• [WHAT IS REQUIRED]: Count the lines below that contain the word "нормативных", and report only that number.

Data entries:
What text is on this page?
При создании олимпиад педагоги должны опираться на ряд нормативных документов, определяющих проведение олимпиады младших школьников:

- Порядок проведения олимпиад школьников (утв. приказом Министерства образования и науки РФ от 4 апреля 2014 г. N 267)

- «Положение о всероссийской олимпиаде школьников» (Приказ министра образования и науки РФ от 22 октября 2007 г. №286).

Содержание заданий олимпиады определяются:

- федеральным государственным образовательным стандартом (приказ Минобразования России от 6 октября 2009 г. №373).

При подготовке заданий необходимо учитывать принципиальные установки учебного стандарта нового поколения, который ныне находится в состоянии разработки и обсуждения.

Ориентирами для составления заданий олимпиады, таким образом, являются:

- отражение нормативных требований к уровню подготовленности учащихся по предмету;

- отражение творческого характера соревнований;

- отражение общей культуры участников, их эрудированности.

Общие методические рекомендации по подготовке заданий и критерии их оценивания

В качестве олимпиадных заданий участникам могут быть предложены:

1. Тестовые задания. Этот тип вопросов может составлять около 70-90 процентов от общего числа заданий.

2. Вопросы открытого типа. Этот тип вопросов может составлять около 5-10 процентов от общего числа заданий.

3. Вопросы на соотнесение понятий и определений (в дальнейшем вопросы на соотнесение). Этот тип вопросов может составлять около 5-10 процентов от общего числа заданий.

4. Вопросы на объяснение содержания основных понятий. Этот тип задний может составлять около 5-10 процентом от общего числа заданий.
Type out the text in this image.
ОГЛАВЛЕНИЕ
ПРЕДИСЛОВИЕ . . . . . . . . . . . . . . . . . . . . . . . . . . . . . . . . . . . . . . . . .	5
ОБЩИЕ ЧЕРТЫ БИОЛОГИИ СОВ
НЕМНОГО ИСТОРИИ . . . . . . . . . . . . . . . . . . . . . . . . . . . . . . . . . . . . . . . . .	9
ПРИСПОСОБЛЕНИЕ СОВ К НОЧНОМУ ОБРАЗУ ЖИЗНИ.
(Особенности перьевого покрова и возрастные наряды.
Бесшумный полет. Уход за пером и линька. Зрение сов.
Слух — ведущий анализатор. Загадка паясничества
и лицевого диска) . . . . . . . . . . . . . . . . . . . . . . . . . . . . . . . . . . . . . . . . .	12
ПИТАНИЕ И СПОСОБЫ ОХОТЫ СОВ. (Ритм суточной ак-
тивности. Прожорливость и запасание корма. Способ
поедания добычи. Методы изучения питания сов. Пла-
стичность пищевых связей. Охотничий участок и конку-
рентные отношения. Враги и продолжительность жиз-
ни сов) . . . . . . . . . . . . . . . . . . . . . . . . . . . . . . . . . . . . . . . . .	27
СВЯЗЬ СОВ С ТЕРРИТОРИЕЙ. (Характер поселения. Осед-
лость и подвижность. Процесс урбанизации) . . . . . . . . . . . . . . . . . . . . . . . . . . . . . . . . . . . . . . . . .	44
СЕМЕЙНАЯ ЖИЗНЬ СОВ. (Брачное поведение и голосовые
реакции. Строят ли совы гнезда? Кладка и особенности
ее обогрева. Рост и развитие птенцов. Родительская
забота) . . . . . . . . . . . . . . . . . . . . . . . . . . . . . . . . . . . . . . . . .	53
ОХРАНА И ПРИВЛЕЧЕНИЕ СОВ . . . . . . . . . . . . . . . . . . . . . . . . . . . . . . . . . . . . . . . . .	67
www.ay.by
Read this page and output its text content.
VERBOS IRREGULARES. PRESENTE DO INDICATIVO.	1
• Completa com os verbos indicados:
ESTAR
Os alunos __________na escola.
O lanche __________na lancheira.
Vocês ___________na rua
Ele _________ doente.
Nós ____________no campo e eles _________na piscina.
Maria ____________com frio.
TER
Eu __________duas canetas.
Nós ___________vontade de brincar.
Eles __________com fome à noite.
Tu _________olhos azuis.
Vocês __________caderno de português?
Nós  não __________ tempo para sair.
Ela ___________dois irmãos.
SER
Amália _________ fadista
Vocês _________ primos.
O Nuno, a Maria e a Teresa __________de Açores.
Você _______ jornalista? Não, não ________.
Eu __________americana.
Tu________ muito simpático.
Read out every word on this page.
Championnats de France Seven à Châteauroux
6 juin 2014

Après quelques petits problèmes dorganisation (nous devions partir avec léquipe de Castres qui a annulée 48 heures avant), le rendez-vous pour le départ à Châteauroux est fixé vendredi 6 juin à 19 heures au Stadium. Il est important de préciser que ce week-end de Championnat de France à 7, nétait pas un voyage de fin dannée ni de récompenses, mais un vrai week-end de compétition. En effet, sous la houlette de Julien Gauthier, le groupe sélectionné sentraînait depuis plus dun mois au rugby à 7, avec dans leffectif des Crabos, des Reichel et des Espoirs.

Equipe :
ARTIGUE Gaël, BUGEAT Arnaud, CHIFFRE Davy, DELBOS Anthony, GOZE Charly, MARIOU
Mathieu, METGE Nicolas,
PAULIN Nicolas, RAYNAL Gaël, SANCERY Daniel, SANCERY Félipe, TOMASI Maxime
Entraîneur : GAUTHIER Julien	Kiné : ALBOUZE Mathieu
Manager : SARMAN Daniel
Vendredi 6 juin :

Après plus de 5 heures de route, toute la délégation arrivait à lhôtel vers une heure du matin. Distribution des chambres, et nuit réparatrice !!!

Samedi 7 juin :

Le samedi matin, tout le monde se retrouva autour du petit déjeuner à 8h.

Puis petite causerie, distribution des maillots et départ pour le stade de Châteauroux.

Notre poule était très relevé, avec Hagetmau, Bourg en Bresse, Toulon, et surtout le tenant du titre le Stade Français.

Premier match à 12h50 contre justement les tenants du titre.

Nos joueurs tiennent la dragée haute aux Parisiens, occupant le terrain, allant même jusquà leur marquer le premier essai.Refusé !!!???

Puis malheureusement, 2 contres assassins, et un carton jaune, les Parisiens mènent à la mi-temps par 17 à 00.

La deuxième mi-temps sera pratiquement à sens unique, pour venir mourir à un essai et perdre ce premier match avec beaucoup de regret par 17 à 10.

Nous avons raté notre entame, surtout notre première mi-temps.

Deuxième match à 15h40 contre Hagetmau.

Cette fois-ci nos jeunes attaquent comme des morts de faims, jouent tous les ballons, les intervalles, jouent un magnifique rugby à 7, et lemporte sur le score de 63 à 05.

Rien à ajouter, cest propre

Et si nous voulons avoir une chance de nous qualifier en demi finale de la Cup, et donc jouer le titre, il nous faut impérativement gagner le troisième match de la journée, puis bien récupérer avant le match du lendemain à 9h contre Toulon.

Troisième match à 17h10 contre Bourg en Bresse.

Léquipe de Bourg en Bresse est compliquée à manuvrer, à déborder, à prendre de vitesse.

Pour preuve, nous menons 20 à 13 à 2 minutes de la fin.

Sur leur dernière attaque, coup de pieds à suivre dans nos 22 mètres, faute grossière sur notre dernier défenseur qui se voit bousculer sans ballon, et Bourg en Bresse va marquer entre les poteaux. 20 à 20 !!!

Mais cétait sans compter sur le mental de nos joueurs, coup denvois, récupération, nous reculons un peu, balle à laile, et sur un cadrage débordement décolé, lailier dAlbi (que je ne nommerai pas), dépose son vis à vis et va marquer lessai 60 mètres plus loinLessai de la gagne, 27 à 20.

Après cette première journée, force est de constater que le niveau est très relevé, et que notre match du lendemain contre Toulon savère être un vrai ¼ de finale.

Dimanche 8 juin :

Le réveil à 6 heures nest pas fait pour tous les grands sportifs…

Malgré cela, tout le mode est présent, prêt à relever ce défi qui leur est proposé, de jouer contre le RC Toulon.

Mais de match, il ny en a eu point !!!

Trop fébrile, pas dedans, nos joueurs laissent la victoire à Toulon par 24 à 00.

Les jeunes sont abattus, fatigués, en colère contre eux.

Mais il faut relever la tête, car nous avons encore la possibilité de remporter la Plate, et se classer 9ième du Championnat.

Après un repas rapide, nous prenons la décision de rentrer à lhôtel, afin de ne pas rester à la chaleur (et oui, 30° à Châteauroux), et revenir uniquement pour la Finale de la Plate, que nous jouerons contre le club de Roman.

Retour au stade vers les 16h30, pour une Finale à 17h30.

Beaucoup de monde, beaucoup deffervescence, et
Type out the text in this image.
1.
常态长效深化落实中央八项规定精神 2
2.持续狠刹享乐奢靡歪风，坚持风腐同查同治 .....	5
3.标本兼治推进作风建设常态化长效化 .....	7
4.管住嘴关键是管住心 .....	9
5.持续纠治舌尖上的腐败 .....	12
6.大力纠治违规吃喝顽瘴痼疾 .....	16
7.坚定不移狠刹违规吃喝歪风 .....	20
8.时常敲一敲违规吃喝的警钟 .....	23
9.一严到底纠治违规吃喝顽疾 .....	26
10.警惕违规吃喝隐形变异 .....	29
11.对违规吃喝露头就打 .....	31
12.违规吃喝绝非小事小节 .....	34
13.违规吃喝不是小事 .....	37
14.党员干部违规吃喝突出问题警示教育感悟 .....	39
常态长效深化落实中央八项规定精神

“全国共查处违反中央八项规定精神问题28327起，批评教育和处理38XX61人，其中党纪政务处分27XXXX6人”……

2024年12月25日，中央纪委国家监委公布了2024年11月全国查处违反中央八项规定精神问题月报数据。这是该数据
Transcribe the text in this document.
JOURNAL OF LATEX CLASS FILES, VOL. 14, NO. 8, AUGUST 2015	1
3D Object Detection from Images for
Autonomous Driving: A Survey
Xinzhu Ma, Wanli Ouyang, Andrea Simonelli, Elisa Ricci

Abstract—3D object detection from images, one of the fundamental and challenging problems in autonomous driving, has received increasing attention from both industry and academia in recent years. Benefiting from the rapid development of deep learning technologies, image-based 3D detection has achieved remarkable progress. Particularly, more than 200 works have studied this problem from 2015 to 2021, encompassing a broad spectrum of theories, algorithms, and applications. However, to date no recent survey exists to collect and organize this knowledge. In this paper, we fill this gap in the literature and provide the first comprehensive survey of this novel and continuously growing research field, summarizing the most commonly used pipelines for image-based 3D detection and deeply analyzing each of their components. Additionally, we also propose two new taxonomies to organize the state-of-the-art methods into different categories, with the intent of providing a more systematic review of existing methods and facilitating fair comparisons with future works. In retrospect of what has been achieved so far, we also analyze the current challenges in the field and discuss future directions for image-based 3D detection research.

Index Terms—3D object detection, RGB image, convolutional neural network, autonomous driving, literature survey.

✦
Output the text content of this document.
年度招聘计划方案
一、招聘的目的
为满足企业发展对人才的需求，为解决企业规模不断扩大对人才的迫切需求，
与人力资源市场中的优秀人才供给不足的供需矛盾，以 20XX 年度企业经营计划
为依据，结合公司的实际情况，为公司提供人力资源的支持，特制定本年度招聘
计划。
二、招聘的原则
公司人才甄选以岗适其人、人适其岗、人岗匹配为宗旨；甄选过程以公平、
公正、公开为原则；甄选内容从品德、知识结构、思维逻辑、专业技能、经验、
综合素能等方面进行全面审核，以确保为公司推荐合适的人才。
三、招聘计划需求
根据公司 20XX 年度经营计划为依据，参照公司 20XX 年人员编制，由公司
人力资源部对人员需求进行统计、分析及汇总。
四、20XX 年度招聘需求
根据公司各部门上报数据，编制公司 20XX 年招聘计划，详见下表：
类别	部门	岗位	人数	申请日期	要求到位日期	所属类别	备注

• [RESULT]: 2